(WORK INSTRUCTIONS) Transcribe the material exactly. Images do not belong in the copy.

(EXCERPTED DATA)
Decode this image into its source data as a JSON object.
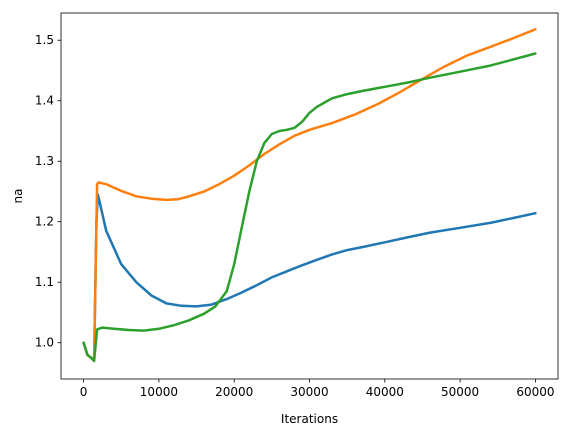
{
  "chart_data": {
    "type": "line",
    "title": "",
    "xlabel": "Iterations",
    "ylabel": "na",
    "xlim": [
      -3000,
      63000
    ],
    "ylim": [
      0.94,
      1.545
    ],
    "grid": false,
    "x_ticks": [
      0,
      10000,
      20000,
      30000,
      40000,
      50000,
      60000
    ],
    "x_tick_labels": [
      "0",
      "10000",
      "20000",
      "30000",
      "40000",
      "50000",
      "60000"
    ],
    "y_ticks": [
      1.0,
      1.1,
      1.2,
      1.3,
      1.4,
      1.5
    ],
    "y_tick_labels": [
      "1.0",
      "1.1",
      "1.2",
      "1.3",
      "1.4",
      "1.5"
    ],
    "series": [
      {
        "color": "#1f77b4",
        "points": [
          [
            0,
            1.0
          ],
          [
            500,
            0.98
          ],
          [
            1000,
            0.975
          ],
          [
            1400,
            0.97
          ],
          [
            1700,
            1.2
          ],
          [
            1900,
            1.245
          ],
          [
            3000,
            1.185
          ],
          [
            5000,
            1.13
          ],
          [
            7000,
            1.1
          ],
          [
            9000,
            1.078
          ],
          [
            11000,
            1.065
          ],
          [
            13000,
            1.061
          ],
          [
            15000,
            1.06
          ],
          [
            17000,
            1.063
          ],
          [
            19000,
            1.072
          ],
          [
            21000,
            1.083
          ],
          [
            23000,
            1.095
          ],
          [
            25000,
            1.108
          ],
          [
            27000,
            1.118
          ],
          [
            29000,
            1.128
          ],
          [
            31000,
            1.137
          ],
          [
            33000,
            1.146
          ],
          [
            35000,
            1.153
          ],
          [
            37000,
            1.158
          ],
          [
            40000,
            1.166
          ],
          [
            43000,
            1.174
          ],
          [
            46000,
            1.182
          ],
          [
            50000,
            1.19
          ],
          [
            54000,
            1.198
          ],
          [
            57000,
            1.206
          ],
          [
            60000,
            1.214
          ]
        ]
      },
      {
        "color": "#ff7f0e",
        "points": [
          [
            0,
            1.0
          ],
          [
            500,
            0.98
          ],
          [
            1000,
            0.975
          ],
          [
            1400,
            0.97
          ],
          [
            1800,
            1.262
          ],
          [
            2000,
            1.265
          ],
          [
            3000,
            1.262
          ],
          [
            5000,
            1.251
          ],
          [
            7000,
            1.242
          ],
          [
            9000,
            1.238
          ],
          [
            11000,
            1.236
          ],
          [
            12500,
            1.237
          ],
          [
            14000,
            1.242
          ],
          [
            16000,
            1.25
          ],
          [
            18000,
            1.262
          ],
          [
            20000,
            1.276
          ],
          [
            22000,
            1.293
          ],
          [
            24000,
            1.312
          ],
          [
            26000,
            1.328
          ],
          [
            28000,
            1.342
          ],
          [
            30000,
            1.352
          ],
          [
            33000,
            1.363
          ],
          [
            36000,
            1.377
          ],
          [
            39000,
            1.394
          ],
          [
            42000,
            1.414
          ],
          [
            45000,
            1.436
          ],
          [
            48000,
            1.457
          ],
          [
            51000,
            1.475
          ],
          [
            54000,
            1.489
          ],
          [
            57000,
            1.503
          ],
          [
            60000,
            1.518
          ]
        ]
      },
      {
        "color": "#2ca02c",
        "points": [
          [
            0,
            1.0
          ],
          [
            500,
            0.98
          ],
          [
            1000,
            0.975
          ],
          [
            1400,
            0.97
          ],
          [
            1800,
            1.022
          ],
          [
            2500,
            1.025
          ],
          [
            4000,
            1.023
          ],
          [
            6000,
            1.021
          ],
          [
            8000,
            1.02
          ],
          [
            10000,
            1.023
          ],
          [
            12000,
            1.029
          ],
          [
            14000,
            1.037
          ],
          [
            16000,
            1.048
          ],
          [
            17500,
            1.06
          ],
          [
            19000,
            1.085
          ],
          [
            20000,
            1.13
          ],
          [
            21000,
            1.19
          ],
          [
            22000,
            1.25
          ],
          [
            23000,
            1.3
          ],
          [
            24000,
            1.33
          ],
          [
            25000,
            1.345
          ],
          [
            26000,
            1.35
          ],
          [
            27000,
            1.352
          ],
          [
            28000,
            1.355
          ],
          [
            29000,
            1.365
          ],
          [
            30000,
            1.38
          ],
          [
            31000,
            1.39
          ],
          [
            32000,
            1.397
          ],
          [
            33000,
            1.404
          ],
          [
            35000,
            1.411
          ],
          [
            37000,
            1.416
          ],
          [
            40000,
            1.423
          ],
          [
            43000,
            1.43
          ],
          [
            46000,
            1.438
          ],
          [
            50000,
            1.448
          ],
          [
            54000,
            1.458
          ],
          [
            57000,
            1.468
          ],
          [
            60000,
            1.478
          ]
        ]
      }
    ]
  }
}
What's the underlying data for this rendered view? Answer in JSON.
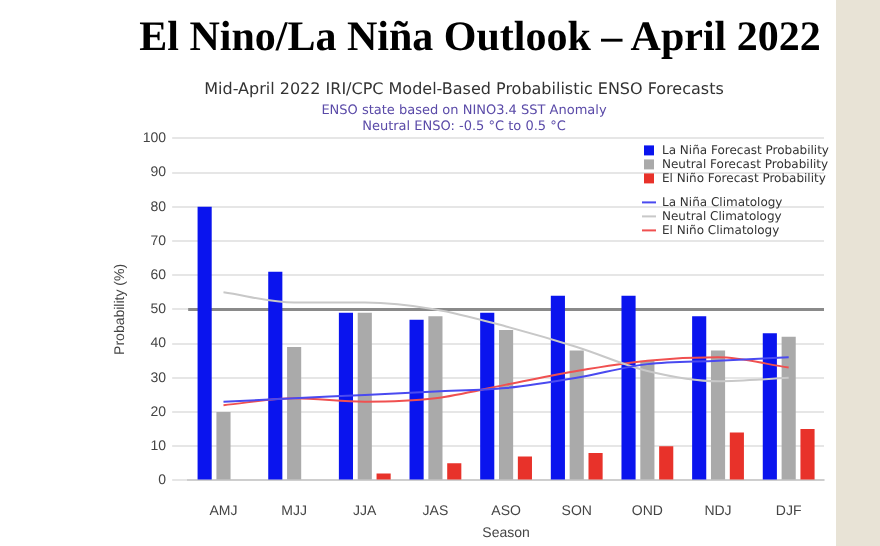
{
  "chart_data": {
    "type": "bar",
    "title": "El Nino/La Niña Outlook – April 2022",
    "subtitle": "Mid-April 2022 IRI/CPC Model-Based Probabilistic ENSO Forecasts",
    "annotations": [
      "ENSO state based on NINO3.4 SST Anomaly",
      "Neutral ENSO: -0.5 °C to 0.5 °C"
    ],
    "xlabel": "Season",
    "ylabel": "Probability (%)",
    "categories": [
      "AMJ",
      "MJJ",
      "JJA",
      "JAS",
      "ASO",
      "SON",
      "OND",
      "NDJ",
      "DJF"
    ],
    "series": [
      {
        "name": "La Niña Forecast Probability",
        "color": "#0a14ee",
        "values": [
          80,
          61,
          49,
          47,
          49,
          54,
          54,
          48,
          43
        ]
      },
      {
        "name": "Neutral Forecast Probability",
        "color": "#aaaaaa",
        "values": [
          20,
          39,
          49,
          48,
          44,
          38,
          35,
          38,
          42
        ]
      },
      {
        "name": "El Niño Forecast Probability",
        "color": "#e8322a",
        "values": [
          0,
          0,
          2,
          5,
          7,
          8,
          10,
          14,
          15
        ]
      },
      {
        "name": "La Niña Climatology",
        "type": "line",
        "color": "#4a4af0",
        "values": [
          23,
          24,
          25,
          26,
          27,
          30,
          34,
          35,
          36
        ]
      },
      {
        "name": "Neutral Climatology",
        "type": "line",
        "color": "#c8c8c8",
        "values": [
          55,
          52,
          52,
          50,
          45,
          39,
          32,
          29,
          30
        ]
      },
      {
        "name": "El Niño Climatology",
        "type": "line",
        "color": "#f05050",
        "values": [
          22,
          24,
          23,
          24,
          28,
          32,
          35,
          36,
          33
        ]
      }
    ],
    "ylim": [
      0,
      100
    ],
    "yticks": [
      0,
      10,
      20,
      30,
      40,
      50,
      60,
      70,
      80,
      90,
      100
    ],
    "grid": "y",
    "legend": "top right",
    "ref_lines": [
      {
        "axis": "y",
        "value": 50,
        "color": "#8a8a8a"
      }
    ]
  }
}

(TASK OUTPUT)
Decode this image into its source data as a JSON object.
{
  "chart_data": {
    "type": "line",
    "title": "",
    "xlabel": "Iterations",
    "ylabel": "na",
    "xlim": [
      -3000,
      63000
    ],
    "ylim": [
      0.94,
      1.545
    ],
    "grid": false,
    "x_ticks": [
      0,
      10000,
      20000,
      30000,
      40000,
      50000,
      60000
    ],
    "x_tick_labels": [
      "0",
      "10000",
      "20000",
      "30000",
      "40000",
      "50000",
      "60000"
    ],
    "y_ticks": [
      1.0,
      1.1,
      1.2,
      1.3,
      1.4,
      1.5
    ],
    "y_tick_labels": [
      "1.0",
      "1.1",
      "1.2",
      "1.3",
      "1.4",
      "1.5"
    ],
    "series": [
      {
        "color": "#1f77b4",
        "points": [
          [
            0,
            1.0
          ],
          [
            500,
            0.98
          ],
          [
            1000,
            0.975
          ],
          [
            1400,
            0.97
          ],
          [
            1700,
            1.2
          ],
          [
            1900,
            1.245
          ],
          [
            3000,
            1.185
          ],
          [
            5000,
            1.13
          ],
          [
            7000,
            1.1
          ],
          [
            9000,
            1.078
          ],
          [
            11000,
            1.065
          ],
          [
            13000,
            1.061
          ],
          [
            15000,
            1.06
          ],
          [
            17000,
            1.063
          ],
          [
            19000,
            1.072
          ],
          [
            21000,
            1.083
          ],
          [
            23000,
            1.095
          ],
          [
            25000,
            1.108
          ],
          [
            27000,
            1.118
          ],
          [
            29000,
            1.128
          ],
          [
            31000,
            1.137
          ],
          [
            33000,
            1.146
          ],
          [
            35000,
            1.153
          ],
          [
            37000,
            1.158
          ],
          [
            40000,
            1.166
          ],
          [
            43000,
            1.174
          ],
          [
            46000,
            1.182
          ],
          [
            50000,
            1.19
          ],
          [
            54000,
            1.198
          ],
          [
            57000,
            1.206
          ],
          [
            60000,
            1.214
          ]
        ]
      },
      {
        "color": "#ff7f0e",
        "points": [
          [
            0,
            1.0
          ],
          [
            500,
            0.98
          ],
          [
            1000,
            0.975
          ],
          [
            1400,
            0.97
          ],
          [
            1800,
            1.262
          ],
          [
            2000,
            1.265
          ],
          [
            3000,
            1.262
          ],
          [
            5000,
            1.251
          ],
          [
            7000,
            1.242
          ],
          [
            9000,
            1.238
          ],
          [
            11000,
            1.236
          ],
          [
            12500,
            1.237
          ],
          [
            14000,
            1.242
          ],
          [
            16000,
            1.25
          ],
          [
            18000,
            1.262
          ],
          [
            20000,
            1.276
          ],
          [
            22000,
            1.293
          ],
          [
            24000,
            1.312
          ],
          [
            26000,
            1.328
          ],
          [
            28000,
            1.342
          ],
          [
            30000,
            1.352
          ],
          [
            33000,
            1.363
          ],
          [
            36000,
            1.377
          ],
          [
            39000,
            1.394
          ],
          [
            42000,
            1.414
          ],
          [
            45000,
            1.436
          ],
          [
            48000,
            1.457
          ],
          [
            51000,
            1.475
          ],
          [
            54000,
            1.489
          ],
          [
            57000,
            1.503
          ],
          [
            60000,
            1.518
          ]
        ]
      },
      {
        "color": "#2ca02c",
        "points": [
          [
            0,
            1.0
          ],
          [
            500,
            0.98
          ],
          [
            1000,
            0.975
          ],
          [
            1400,
            0.97
          ],
          [
            1800,
            1.022
          ],
          [
            2500,
            1.025
          ],
          [
            4000,
            1.023
          ],
          [
            6000,
            1.021
          ],
          [
            8000,
            1.02
          ],
          [
            10000,
            1.023
          ],
          [
            12000,
            1.029
          ],
          [
            14000,
            1.037
          ],
          [
            16000,
            1.048
          ],
          [
            17500,
            1.06
          ],
          [
            19000,
            1.085
          ],
          [
            20000,
            1.13
          ],
          [
            21000,
            1.19
          ],
          [
            22000,
            1.25
          ],
          [
            23000,
            1.3
          ],
          [
            24000,
            1.33
          ],
          [
            25000,
            1.345
          ],
          [
            26000,
            1.35
          ],
          [
            27000,
            1.352
          ],
          [
            28000,
            1.355
          ],
          [
            29000,
            1.365
          ],
          [
            30000,
            1.38
          ],
          [
            31000,
            1.39
          ],
          [
            32000,
            1.397
          ],
          [
            33000,
            1.404
          ],
          [
            35000,
            1.411
          ],
          [
            37000,
            1.416
          ],
          [
            40000,
            1.423
          ],
          [
            43000,
            1.43
          ],
          [
            46000,
            1.438
          ],
          [
            50000,
            1.448
          ],
          [
            54000,
            1.458
          ],
          [
            57000,
            1.468
          ],
          [
            60000,
            1.478
          ]
        ]
      }
    ]
  }
}
What's the underlying data for this rendered view? Answer in JSON.
{
  "chart_data": {
    "type": "bar",
    "title": "El Nino/La Niña Outlook – April 2022",
    "subtitle": "Mid-April 2022 IRI/CPC Model-Based Probabilistic ENSO Forecasts",
    "annotations": [
      "ENSO state based on NINO3.4 SST Anomaly",
      "Neutral ENSO: -0.5 °C to 0.5 °C"
    ],
    "xlabel": "Season",
    "ylabel": "Probability (%)",
    "categories": [
      "AMJ",
      "MJJ",
      "JJA",
      "JAS",
      "ASO",
      "SON",
      "OND",
      "NDJ",
      "DJF"
    ],
    "series": [
      {
        "name": "La Niña Forecast Probability",
        "color": "#0a14ee",
        "values": [
          80,
          61,
          49,
          47,
          49,
          54,
          54,
          48,
          43
        ]
      },
      {
        "name": "Neutral Forecast Probability",
        "color": "#aaaaaa",
        "values": [
          20,
          39,
          49,
          48,
          44,
          38,
          35,
          38,
          42
        ]
      },
      {
        "name": "El Niño Forecast Probability",
        "color": "#e8322a",
        "values": [
          0,
          0,
          2,
          5,
          7,
          8,
          10,
          14,
          15
        ]
      },
      {
        "name": "La Niña Climatology",
        "type": "line",
        "color": "#4a4af0",
        "values": [
          23,
          24,
          25,
          26,
          27,
          30,
          34,
          35,
          36
        ]
      },
      {
        "name": "Neutral Climatology",
        "type": "line",
        "color": "#c8c8c8",
        "values": [
          55,
          52,
          52,
          50,
          45,
          39,
          32,
          29,
          30
        ]
      },
      {
        "name": "El Niño Climatology",
        "type": "line",
        "color": "#f05050",
        "values": [
          22,
          24,
          23,
          24,
          28,
          32,
          35,
          36,
          33
        ]
      }
    ],
    "ylim": [
      0,
      100
    ],
    "yticks": [
      0,
      10,
      20,
      30,
      40,
      50,
      60,
      70,
      80,
      90,
      100
    ],
    "grid": "y",
    "legend": "top right",
    "ref_lines": [
      {
        "axis": "y",
        "value": 50,
        "color": "#8a8a8a"
      }
    ]
  }
}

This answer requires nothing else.